Exercise requirements: Give the lines that begin with the one containing "Patent image size: (752, 1180)." and end with the one containing "The fulcrum P1 is at (548, 65).", both included, as a JSON list of strings, one per line and with blank lines omitted.

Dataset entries

** START **

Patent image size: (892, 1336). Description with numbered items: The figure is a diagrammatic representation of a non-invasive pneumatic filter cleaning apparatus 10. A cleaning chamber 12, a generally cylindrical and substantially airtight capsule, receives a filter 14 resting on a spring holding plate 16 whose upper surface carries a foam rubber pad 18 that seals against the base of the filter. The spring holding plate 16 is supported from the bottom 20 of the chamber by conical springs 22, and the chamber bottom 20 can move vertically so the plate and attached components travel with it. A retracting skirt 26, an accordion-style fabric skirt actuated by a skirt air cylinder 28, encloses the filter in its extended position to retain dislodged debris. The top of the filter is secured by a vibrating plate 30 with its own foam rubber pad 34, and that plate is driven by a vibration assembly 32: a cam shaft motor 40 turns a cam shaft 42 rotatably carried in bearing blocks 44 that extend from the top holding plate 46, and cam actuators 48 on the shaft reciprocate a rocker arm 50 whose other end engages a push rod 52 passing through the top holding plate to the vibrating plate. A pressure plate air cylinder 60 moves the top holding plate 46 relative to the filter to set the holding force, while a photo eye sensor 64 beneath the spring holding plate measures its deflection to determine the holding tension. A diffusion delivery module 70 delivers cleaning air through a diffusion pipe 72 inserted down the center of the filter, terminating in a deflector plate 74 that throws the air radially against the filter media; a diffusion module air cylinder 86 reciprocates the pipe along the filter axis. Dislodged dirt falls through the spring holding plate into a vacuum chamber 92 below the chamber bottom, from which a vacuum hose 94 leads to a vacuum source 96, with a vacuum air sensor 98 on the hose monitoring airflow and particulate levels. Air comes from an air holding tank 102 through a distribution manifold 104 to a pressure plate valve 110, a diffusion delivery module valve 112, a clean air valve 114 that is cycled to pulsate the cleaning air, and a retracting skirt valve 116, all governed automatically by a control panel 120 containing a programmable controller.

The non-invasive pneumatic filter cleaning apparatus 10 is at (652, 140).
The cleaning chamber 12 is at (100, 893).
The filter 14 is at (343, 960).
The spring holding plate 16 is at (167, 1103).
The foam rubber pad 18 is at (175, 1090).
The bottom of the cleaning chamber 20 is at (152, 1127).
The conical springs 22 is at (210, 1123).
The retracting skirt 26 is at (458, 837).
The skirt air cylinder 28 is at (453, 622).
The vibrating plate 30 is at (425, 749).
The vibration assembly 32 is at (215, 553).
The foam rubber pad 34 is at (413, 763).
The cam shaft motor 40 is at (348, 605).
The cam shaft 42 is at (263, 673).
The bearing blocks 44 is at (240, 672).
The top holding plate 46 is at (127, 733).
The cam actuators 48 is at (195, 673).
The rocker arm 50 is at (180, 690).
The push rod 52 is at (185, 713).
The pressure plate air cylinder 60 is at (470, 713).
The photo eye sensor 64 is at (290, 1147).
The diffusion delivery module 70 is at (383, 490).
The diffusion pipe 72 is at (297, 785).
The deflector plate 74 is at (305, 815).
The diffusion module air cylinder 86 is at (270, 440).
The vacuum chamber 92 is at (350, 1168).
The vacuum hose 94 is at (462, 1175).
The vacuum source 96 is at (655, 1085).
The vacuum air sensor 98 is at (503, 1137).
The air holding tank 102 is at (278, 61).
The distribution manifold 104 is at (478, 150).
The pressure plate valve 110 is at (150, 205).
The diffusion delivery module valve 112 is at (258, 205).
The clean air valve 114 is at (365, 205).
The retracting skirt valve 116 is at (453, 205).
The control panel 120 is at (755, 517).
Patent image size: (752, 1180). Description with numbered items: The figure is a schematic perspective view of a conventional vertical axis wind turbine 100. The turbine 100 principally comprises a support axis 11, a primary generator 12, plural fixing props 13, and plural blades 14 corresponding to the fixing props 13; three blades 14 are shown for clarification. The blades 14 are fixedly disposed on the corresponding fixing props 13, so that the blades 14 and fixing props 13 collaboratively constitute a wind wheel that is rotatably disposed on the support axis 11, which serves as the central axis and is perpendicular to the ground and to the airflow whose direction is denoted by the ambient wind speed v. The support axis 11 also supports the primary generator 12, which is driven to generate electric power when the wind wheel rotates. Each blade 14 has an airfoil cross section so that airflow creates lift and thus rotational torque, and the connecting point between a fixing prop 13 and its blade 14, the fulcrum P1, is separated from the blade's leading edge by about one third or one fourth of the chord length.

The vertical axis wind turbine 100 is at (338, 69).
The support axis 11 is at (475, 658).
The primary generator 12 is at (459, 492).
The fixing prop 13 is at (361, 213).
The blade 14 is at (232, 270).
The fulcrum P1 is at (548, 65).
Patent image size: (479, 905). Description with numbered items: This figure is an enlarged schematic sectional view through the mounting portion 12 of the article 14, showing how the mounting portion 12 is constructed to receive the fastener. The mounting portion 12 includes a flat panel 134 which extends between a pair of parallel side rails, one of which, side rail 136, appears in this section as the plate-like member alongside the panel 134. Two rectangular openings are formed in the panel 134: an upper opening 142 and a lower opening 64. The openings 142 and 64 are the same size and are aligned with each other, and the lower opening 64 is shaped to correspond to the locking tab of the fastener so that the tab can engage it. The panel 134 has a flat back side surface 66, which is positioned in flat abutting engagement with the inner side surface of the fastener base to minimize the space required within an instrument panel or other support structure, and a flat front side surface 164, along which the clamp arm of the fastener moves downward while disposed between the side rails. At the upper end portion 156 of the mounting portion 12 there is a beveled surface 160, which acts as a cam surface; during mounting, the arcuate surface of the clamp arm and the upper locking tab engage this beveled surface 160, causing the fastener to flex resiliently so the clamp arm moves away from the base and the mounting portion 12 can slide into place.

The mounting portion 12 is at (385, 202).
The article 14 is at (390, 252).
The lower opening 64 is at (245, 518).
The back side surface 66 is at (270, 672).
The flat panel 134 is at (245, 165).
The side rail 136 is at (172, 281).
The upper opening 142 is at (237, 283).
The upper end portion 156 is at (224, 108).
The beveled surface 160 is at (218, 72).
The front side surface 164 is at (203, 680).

** END **

Answer to the exercise:
[
  "Patent image size: (752, 1180). Description with numbered items: The figure is a schematic perspective view of a conventional vertical axis wind turbine 100. The turbine 100 principally comprises a support axis 11, a primary generator 12, plural fixing props 13, and plural blades 14 corresponding to the fixing props 13; three blades 14 are shown for clarification. The blades 14 are fixedly disposed on the corresponding fixing props 13, so that the blades 14 and fixing props 13 collaboratively constitute a wind wheel that is rotatably disposed on the support axis 11, which serves as the central axis and is perpendicular to the ground and to the airflow whose direction is denoted by the ambient wind speed v. The support axis 11 also supports the primary generator 12, which is driven to generate electric power when the wind wheel rotates. Each blade 14 has an airfoil cross section so that airflow creates lift and thus rotational torque, and the connecting point between a fixing prop 13 and its blade 14, the fulcrum P1, is separated from the blade's leading edge by about one third or one fourth of the chord length.",
  "The vertical axis wind turbine 100 is at (338, 69).",
  "The support axis 11 is at (475, 658).",
  "The primary generator 12 is at (459, 492).",
  "The fixing prop 13 is at (361, 213).",
  "The blade 14 is at (232, 270).",
  "The fulcrum P1 is at (548, 65)."
]